WHAT NEEDS TO BE DONE:
Drop all images and give the records again exactly.

** BEGIN **

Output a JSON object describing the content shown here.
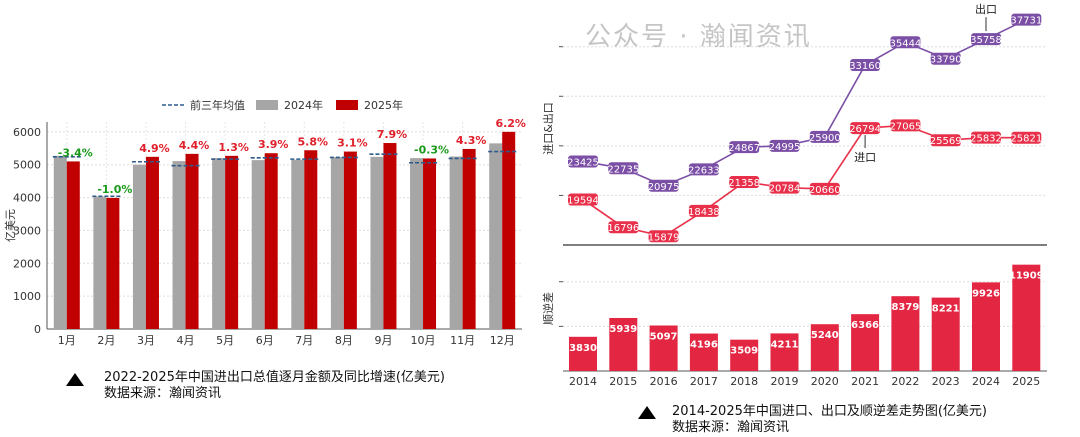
{
  "chart_data": [
    {
      "type": "bar",
      "title": "2022-2025年中国进出口总值逐月金额及同比增速(亿美元)",
      "source": "数据来源：瀚闻资讯",
      "ylabel": "亿美元",
      "ylim": [
        0,
        6300
      ],
      "yticks": [
        0,
        1000,
        2000,
        3000,
        4000,
        5000,
        6000
      ],
      "grid": true,
      "legend_position": "top",
      "categories": [
        "1月",
        "2月",
        "3月",
        "4月",
        "5月",
        "6月",
        "7月",
        "8月",
        "9月",
        "10月",
        "11月",
        "12月"
      ],
      "series": [
        {
          "name": "前三年均值",
          "kind": "dashed-line",
          "color": "#2f5b8c",
          "values": [
            5240,
            4040,
            5090,
            4970,
            5170,
            5210,
            5170,
            5220,
            5320,
            5060,
            5190,
            5400
          ]
        },
        {
          "name": "2024年",
          "color": "#a6a6a6",
          "values": [
            5270,
            4030,
            5000,
            5110,
            5200,
            5140,
            5150,
            5230,
            5240,
            5200,
            5250,
            5650
          ]
        },
        {
          "name": "2025年",
          "color": "#c00000",
          "values": [
            5100,
            3990,
            5240,
            5330,
            5270,
            5350,
            5440,
            5400,
            5660,
            5190,
            5480,
            6000
          ]
        }
      ],
      "growth_labels": [
        "-3.4%",
        "-1.0%",
        "4.9%",
        "4.4%",
        "1.3%",
        "3.9%",
        "5.8%",
        "3.1%",
        "7.9%",
        "-0.3%",
        "4.3%",
        "6.2%"
      ],
      "positive_color": "#e0202a",
      "negative_color": "#1a9a1a"
    },
    {
      "type": "line",
      "title": "2014-2025年中国进口、出口及顺逆差走势图(亿美元)",
      "source": "数据来源：瀚闻资讯",
      "ylabel": "进口&出口",
      "ylim": [
        15000,
        38500
      ],
      "grid": true,
      "x": [
        "2014",
        "2015",
        "2016",
        "2017",
        "2018",
        "2019",
        "2020",
        "2021",
        "2022",
        "2023",
        "2024",
        "2025"
      ],
      "series": [
        {
          "name": "出口",
          "color": "#7b4fa6",
          "values": [
            23425,
            22735,
            20975,
            22633,
            24867,
            24995,
            25900,
            33160,
            35444,
            33790,
            35758,
            37731
          ]
        },
        {
          "name": "进口",
          "color": "#e8304a",
          "values": [
            19594,
            16796,
            15879,
            18438,
            21358,
            20784,
            20660,
            26794,
            27065,
            25569,
            25832,
            25821
          ]
        }
      ]
    },
    {
      "type": "bar",
      "ylabel": "顺逆差",
      "ylim": [
        0,
        14000
      ],
      "grid": true,
      "categories": [
        "2014",
        "2015",
        "2016",
        "2017",
        "2018",
        "2019",
        "2020",
        "2021",
        "2022",
        "2023",
        "2024",
        "2025"
      ],
      "values": [
        3830,
        5939,
        5097,
        4196,
        3509,
        4211,
        5240,
        6366,
        8379,
        8221,
        9926,
        11909
      ],
      "color": "#e32642"
    }
  ],
  "watermark": "公众号 · 瀚闻资讯"
}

** END **

REPLY:
Output a JSON object describing the content shown here.
{
  "chart_data": [
    {
      "type": "bar",
      "title": "2022-2025年中国进出口总值逐月金额及同比增速(亿美元)",
      "source": "数据来源：瀚闻资讯",
      "ylabel": "亿美元",
      "ylim": [
        0,
        6300
      ],
      "yticks": [
        0,
        1000,
        2000,
        3000,
        4000,
        5000,
        6000
      ],
      "grid": true,
      "legend_position": "top",
      "categories": [
        "1月",
        "2月",
        "3月",
        "4月",
        "5月",
        "6月",
        "7月",
        "8月",
        "9月",
        "10月",
        "11月",
        "12月"
      ],
      "series": [
        {
          "name": "前三年均值",
          "kind": "dashed-line",
          "color": "#2f5b8c",
          "values": [
            5240,
            4040,
            5090,
            4970,
            5170,
            5210,
            5170,
            5220,
            5320,
            5060,
            5190,
            5400
          ]
        },
        {
          "name": "2024年",
          "color": "#a6a6a6",
          "values": [
            5270,
            4030,
            5000,
            5110,
            5200,
            5140,
            5150,
            5230,
            5240,
            5200,
            5250,
            5650
          ]
        },
        {
          "name": "2025年",
          "color": "#c00000",
          "values": [
            5100,
            3990,
            5240,
            5330,
            5270,
            5350,
            5440,
            5400,
            5660,
            5190,
            5480,
            6000
          ]
        }
      ],
      "growth_labels": [
        "-3.4%",
        "-1.0%",
        "4.9%",
        "4.4%",
        "1.3%",
        "3.9%",
        "5.8%",
        "3.1%",
        "7.9%",
        "-0.3%",
        "4.3%",
        "6.2%"
      ],
      "positive_color": "#e0202a",
      "negative_color": "#1a9a1a"
    },
    {
      "type": "line",
      "title": "2014-2025年中国进口、出口及顺逆差走势图(亿美元)",
      "source": "数据来源：瀚闻资讯",
      "ylabel": "进口&出口",
      "ylim": [
        15000,
        38500
      ],
      "grid": true,
      "x": [
        "2014",
        "2015",
        "2016",
        "2017",
        "2018",
        "2019",
        "2020",
        "2021",
        "2022",
        "2023",
        "2024",
        "2025"
      ],
      "series": [
        {
          "name": "出口",
          "color": "#7b4fa6",
          "values": [
            23425,
            22735,
            20975,
            22633,
            24867,
            24995,
            25900,
            33160,
            35444,
            33790,
            35758,
            37731
          ]
        },
        {
          "name": "进口",
          "color": "#e8304a",
          "values": [
            19594,
            16796,
            15879,
            18438,
            21358,
            20784,
            20660,
            26794,
            27065,
            25569,
            25832,
            25821
          ]
        }
      ]
    },
    {
      "type": "bar",
      "ylabel": "顺逆差",
      "ylim": [
        0,
        14000
      ],
      "grid": true,
      "categories": [
        "2014",
        "2015",
        "2016",
        "2017",
        "2018",
        "2019",
        "2020",
        "2021",
        "2022",
        "2023",
        "2024",
        "2025"
      ],
      "values": [
        3830,
        5939,
        5097,
        4196,
        3509,
        4211,
        5240,
        6366,
        8379,
        8221,
        9926,
        11909
      ],
      "color": "#e32642"
    }
  ],
  "watermark": "公众号 · 瀚闻资讯"
}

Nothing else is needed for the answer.